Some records
══════

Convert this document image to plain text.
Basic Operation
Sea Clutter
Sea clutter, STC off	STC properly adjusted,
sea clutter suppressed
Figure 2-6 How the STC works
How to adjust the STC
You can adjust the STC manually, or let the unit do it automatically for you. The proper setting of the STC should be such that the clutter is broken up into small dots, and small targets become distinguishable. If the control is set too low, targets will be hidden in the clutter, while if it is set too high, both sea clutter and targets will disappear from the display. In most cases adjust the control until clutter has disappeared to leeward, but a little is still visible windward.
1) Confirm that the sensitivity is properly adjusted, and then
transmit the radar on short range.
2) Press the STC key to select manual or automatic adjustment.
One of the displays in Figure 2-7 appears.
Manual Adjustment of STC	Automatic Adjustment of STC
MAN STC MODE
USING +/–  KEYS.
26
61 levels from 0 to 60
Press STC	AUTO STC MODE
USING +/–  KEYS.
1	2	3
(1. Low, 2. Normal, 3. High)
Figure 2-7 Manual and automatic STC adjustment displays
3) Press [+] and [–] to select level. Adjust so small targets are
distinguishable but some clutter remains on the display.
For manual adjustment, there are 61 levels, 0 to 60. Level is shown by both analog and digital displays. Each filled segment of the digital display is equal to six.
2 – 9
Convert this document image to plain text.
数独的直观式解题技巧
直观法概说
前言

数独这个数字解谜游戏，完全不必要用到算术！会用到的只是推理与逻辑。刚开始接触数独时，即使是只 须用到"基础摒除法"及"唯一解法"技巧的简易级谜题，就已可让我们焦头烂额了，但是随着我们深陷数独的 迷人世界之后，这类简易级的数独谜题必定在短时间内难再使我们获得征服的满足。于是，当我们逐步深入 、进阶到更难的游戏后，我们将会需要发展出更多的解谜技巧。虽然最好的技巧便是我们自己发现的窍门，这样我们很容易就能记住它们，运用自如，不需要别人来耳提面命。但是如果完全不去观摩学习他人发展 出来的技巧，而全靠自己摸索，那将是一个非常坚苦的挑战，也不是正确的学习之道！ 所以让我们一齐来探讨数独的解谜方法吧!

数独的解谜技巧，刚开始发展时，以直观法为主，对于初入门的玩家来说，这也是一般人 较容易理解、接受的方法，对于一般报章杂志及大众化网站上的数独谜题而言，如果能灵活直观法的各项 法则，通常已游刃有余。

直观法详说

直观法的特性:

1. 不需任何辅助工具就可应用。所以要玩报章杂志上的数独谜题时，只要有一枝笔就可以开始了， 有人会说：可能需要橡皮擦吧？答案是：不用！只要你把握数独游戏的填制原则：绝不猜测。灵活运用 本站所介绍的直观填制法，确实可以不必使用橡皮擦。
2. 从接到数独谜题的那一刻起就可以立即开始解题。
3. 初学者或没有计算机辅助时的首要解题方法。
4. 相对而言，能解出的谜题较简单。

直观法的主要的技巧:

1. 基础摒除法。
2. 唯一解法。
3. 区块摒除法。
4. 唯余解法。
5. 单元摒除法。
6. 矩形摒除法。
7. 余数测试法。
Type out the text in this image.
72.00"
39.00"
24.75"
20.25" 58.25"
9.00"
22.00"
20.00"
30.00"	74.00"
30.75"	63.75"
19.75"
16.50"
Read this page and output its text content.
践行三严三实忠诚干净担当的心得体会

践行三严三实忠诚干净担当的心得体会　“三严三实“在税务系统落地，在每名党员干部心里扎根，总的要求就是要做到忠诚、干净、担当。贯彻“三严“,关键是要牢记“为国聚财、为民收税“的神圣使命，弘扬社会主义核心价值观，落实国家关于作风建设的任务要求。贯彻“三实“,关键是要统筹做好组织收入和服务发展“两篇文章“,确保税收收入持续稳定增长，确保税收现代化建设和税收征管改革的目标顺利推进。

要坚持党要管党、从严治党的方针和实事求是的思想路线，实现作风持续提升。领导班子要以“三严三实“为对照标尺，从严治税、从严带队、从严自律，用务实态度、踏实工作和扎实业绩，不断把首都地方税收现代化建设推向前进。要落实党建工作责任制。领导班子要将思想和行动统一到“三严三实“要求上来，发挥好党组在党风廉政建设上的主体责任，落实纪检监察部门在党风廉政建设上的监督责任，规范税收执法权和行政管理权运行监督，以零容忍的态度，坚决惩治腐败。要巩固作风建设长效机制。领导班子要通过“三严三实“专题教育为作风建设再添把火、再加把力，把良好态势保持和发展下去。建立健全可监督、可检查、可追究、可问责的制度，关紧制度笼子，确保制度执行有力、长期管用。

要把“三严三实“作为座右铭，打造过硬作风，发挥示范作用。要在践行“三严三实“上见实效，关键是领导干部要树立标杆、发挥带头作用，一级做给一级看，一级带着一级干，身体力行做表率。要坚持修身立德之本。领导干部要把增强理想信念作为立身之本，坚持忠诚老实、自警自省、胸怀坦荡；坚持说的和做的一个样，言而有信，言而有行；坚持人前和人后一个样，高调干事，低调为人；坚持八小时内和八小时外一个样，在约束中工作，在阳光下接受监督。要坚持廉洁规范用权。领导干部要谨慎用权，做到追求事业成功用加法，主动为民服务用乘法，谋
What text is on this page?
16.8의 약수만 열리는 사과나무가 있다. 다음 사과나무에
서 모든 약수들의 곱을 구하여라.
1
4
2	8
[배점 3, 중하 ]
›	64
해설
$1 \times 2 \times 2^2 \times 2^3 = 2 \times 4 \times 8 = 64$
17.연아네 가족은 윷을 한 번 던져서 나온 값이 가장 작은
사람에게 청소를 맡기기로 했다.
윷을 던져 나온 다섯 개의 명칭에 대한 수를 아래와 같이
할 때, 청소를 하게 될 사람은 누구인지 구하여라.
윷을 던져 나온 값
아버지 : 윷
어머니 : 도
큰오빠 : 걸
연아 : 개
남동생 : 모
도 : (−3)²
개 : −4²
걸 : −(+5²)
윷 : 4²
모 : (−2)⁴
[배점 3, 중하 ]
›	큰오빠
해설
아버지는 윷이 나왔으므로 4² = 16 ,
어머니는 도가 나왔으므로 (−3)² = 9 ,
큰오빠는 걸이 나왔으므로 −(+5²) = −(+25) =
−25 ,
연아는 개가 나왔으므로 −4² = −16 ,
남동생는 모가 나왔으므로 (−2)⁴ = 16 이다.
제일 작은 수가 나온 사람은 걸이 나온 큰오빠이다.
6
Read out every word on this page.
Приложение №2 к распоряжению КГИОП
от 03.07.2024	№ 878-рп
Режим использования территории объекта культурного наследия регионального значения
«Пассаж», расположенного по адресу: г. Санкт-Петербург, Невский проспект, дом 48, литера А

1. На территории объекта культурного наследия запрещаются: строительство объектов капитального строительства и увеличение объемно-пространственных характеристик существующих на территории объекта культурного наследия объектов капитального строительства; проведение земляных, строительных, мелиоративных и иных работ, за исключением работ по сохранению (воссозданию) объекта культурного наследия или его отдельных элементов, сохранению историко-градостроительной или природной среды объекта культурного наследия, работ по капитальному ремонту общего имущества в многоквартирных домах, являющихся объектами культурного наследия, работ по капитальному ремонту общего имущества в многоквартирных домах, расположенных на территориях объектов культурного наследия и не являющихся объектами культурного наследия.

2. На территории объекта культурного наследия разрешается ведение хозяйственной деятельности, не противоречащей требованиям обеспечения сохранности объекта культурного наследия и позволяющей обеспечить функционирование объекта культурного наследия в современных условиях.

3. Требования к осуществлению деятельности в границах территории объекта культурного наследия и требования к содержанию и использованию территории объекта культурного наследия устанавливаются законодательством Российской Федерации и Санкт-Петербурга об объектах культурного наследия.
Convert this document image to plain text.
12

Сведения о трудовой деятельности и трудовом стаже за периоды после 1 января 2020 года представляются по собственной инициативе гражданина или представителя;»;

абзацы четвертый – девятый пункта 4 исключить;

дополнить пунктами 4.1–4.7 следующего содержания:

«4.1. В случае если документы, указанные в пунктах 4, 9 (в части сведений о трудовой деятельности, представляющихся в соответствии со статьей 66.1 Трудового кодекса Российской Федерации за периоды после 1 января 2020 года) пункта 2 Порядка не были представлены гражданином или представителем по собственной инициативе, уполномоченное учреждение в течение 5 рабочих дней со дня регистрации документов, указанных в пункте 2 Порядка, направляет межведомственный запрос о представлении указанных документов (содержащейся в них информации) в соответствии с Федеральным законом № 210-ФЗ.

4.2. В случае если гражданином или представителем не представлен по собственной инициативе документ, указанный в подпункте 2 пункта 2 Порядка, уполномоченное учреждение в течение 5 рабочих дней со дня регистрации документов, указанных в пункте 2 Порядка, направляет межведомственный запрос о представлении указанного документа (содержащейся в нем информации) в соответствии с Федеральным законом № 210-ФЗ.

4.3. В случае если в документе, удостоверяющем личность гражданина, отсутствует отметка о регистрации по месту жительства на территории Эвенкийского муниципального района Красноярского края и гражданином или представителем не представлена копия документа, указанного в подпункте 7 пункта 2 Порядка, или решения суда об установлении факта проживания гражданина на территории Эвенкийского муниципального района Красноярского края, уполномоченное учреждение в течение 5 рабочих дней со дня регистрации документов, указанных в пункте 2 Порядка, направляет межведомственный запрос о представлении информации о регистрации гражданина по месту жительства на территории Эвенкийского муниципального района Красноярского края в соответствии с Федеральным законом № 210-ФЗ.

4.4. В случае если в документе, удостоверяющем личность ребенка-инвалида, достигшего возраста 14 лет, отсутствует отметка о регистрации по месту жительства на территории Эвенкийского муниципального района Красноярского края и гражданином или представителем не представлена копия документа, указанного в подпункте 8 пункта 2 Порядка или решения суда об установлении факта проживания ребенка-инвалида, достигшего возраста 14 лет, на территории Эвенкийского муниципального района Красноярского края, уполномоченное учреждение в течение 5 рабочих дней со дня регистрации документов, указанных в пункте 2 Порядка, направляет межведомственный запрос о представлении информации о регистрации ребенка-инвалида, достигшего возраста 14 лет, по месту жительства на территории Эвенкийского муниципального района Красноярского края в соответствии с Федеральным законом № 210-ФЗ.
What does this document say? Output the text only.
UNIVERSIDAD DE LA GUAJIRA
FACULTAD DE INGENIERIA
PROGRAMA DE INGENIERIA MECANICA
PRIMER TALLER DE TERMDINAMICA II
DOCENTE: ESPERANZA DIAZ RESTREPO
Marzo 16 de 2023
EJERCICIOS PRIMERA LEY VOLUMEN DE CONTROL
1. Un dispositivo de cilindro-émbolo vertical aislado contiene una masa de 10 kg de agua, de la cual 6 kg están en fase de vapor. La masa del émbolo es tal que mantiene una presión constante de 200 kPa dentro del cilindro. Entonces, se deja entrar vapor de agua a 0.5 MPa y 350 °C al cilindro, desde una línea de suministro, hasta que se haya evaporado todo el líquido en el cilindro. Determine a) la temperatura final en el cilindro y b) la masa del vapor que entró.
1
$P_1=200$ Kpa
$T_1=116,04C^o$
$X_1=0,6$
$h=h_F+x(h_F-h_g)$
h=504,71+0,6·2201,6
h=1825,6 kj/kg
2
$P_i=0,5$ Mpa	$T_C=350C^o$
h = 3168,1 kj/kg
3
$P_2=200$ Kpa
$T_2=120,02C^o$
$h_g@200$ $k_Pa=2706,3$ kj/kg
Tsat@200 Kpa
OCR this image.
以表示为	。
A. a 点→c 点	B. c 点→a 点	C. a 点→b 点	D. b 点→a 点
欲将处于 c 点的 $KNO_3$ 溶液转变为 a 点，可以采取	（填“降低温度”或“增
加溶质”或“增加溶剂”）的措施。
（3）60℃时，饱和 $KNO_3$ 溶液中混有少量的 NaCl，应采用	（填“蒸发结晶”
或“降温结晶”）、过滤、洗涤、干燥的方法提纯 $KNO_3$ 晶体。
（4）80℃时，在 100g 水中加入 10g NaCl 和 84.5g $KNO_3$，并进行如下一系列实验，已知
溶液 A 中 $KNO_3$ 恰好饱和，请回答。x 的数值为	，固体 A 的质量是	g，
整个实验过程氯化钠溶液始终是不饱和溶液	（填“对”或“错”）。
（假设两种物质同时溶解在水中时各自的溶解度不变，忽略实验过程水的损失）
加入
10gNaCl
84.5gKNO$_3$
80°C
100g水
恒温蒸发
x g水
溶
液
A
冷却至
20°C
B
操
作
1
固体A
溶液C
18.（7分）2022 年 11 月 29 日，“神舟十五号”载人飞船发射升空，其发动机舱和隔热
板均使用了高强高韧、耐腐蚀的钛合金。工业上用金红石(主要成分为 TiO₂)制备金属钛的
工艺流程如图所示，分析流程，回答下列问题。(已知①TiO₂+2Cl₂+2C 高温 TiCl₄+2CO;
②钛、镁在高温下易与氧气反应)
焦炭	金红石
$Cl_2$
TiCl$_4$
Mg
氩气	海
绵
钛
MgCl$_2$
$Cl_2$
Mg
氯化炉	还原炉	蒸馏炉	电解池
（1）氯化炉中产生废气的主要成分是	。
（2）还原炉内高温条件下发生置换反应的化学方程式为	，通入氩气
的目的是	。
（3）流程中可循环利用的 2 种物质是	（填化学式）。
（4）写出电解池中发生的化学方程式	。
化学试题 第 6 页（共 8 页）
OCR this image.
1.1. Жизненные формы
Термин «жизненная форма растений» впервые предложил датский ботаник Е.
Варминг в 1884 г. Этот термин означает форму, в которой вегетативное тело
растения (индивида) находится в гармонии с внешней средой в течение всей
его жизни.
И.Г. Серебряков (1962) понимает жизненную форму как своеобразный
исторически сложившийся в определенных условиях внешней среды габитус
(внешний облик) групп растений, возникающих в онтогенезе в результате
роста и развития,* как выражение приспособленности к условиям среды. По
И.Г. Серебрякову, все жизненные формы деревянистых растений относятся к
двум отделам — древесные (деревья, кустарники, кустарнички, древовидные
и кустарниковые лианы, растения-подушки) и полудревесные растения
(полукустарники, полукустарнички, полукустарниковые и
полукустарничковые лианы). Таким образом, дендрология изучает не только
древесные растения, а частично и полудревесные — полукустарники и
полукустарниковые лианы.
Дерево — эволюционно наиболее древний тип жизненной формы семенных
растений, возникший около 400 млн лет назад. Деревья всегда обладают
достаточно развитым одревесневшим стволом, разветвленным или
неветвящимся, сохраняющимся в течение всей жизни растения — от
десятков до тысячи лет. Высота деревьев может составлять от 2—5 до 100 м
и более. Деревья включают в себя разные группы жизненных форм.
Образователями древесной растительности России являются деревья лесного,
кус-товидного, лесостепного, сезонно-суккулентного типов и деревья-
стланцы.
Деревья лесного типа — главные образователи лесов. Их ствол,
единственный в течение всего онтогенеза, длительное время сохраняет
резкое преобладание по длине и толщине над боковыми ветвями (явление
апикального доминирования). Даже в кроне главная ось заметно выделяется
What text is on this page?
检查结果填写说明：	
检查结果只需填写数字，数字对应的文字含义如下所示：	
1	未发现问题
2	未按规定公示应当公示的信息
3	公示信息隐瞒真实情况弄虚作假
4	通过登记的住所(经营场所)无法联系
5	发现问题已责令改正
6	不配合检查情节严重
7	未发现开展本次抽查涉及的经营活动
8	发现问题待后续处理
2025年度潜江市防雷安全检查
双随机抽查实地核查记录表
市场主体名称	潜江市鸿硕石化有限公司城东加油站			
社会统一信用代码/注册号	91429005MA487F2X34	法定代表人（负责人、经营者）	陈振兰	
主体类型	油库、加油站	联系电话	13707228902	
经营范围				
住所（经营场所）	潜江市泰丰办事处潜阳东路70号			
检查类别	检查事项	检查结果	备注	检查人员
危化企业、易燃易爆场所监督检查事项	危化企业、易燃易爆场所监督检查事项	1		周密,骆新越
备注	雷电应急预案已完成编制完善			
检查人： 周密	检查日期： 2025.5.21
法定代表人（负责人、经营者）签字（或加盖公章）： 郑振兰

══════

* [WRITTEN REQUEST]:
Identify lines with the string "полукустарниковые". Copy each one.

* [FINISHED ANSWER]:
(полукустарники, полукустарнички, полукустарниковые и
полукустарниковые лианы.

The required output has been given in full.